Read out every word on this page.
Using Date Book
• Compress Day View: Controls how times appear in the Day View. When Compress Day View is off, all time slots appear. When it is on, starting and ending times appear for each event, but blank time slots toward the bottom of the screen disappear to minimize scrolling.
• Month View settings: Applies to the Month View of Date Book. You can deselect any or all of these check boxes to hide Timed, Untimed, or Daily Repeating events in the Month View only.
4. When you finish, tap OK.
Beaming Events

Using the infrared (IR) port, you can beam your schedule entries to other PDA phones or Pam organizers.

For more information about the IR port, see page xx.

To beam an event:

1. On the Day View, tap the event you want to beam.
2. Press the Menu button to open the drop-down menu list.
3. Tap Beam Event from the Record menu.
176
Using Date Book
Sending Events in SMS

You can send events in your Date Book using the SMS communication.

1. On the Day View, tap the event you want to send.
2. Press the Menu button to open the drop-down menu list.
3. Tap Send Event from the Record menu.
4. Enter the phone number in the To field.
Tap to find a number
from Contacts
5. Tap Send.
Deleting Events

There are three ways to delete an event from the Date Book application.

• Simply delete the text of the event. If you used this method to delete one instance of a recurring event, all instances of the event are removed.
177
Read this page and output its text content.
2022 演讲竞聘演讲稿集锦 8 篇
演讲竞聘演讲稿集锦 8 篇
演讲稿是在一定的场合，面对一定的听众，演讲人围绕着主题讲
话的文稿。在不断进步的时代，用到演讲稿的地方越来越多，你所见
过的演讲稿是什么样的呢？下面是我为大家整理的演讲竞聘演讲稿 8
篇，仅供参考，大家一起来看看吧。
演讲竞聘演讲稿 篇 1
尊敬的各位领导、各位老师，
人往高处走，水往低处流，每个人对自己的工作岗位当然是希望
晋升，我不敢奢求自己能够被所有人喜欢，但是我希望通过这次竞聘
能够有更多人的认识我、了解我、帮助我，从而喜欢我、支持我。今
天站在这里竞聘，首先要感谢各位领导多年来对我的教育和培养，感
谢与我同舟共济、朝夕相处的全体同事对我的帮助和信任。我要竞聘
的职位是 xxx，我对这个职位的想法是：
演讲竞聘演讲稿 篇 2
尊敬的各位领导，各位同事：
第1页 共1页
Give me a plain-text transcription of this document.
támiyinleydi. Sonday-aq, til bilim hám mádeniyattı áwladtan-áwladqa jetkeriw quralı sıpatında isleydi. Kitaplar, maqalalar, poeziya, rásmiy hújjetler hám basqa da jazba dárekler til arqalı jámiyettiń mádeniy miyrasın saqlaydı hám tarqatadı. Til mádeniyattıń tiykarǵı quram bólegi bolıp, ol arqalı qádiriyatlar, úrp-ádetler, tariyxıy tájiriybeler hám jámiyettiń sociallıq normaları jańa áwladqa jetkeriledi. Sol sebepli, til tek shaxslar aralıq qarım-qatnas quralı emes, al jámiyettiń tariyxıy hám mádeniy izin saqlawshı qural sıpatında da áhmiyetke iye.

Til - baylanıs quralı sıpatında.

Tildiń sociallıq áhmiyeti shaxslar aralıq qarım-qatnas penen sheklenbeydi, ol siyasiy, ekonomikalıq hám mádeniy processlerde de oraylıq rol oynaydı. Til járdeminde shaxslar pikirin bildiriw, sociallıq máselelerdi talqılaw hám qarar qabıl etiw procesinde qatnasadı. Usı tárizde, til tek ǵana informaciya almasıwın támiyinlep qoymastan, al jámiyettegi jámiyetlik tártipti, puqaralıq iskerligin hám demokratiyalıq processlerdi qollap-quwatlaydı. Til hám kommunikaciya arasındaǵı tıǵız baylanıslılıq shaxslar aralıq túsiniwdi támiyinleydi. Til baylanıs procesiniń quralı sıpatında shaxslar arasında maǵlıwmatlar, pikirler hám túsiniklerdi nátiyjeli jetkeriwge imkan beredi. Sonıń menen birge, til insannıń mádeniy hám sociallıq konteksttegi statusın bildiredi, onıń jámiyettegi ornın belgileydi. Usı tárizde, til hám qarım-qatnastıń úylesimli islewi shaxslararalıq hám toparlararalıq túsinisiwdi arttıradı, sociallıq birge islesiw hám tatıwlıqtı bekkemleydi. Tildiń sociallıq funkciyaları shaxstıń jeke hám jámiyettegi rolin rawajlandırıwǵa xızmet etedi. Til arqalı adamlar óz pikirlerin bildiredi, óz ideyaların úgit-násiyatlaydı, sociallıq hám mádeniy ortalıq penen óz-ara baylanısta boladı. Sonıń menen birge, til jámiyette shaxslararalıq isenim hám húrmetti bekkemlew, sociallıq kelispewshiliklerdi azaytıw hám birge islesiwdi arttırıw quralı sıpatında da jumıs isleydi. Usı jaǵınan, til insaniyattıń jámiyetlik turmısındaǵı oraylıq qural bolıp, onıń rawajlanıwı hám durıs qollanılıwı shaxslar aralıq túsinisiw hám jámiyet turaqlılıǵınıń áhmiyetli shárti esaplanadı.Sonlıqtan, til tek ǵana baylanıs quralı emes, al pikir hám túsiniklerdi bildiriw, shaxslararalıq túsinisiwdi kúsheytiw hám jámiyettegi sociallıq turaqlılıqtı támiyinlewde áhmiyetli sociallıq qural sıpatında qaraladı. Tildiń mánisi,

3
#####
Among the entries, how many lines contain the string "Record"? Give the number without anything else.

◆ **Answer to this exercise**:
2